Given task:
Exact repetition of every entry is required.

## start Task inputs

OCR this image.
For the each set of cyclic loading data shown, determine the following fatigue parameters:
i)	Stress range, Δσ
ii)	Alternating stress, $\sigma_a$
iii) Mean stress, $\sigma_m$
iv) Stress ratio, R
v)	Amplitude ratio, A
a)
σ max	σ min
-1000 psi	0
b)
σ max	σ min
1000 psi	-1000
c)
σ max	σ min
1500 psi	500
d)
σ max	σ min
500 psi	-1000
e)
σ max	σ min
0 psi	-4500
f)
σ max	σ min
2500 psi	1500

## end Task inputs

Task response:
OCR this image.
For the each set of cyclic loading data shown, determine the following fatigue parameters:
i)	Stress range, Δσ
ii)	Alternating stress, $\sigma_a$
iii) Mean stress, $\sigma_m$
iv) Stress ratio, R
v)	Amplitude ratio, A
a)
σ max	σ min
-1000 psi	0
b)
σ max	σ min
1000 psi	-1000
c)
σ max	σ min
1500 psi	500
d)
σ max	σ min
500 psi	-1000
e)
σ max	σ min
0 psi	-4500
f)
σ max	σ min
2500 psi	1500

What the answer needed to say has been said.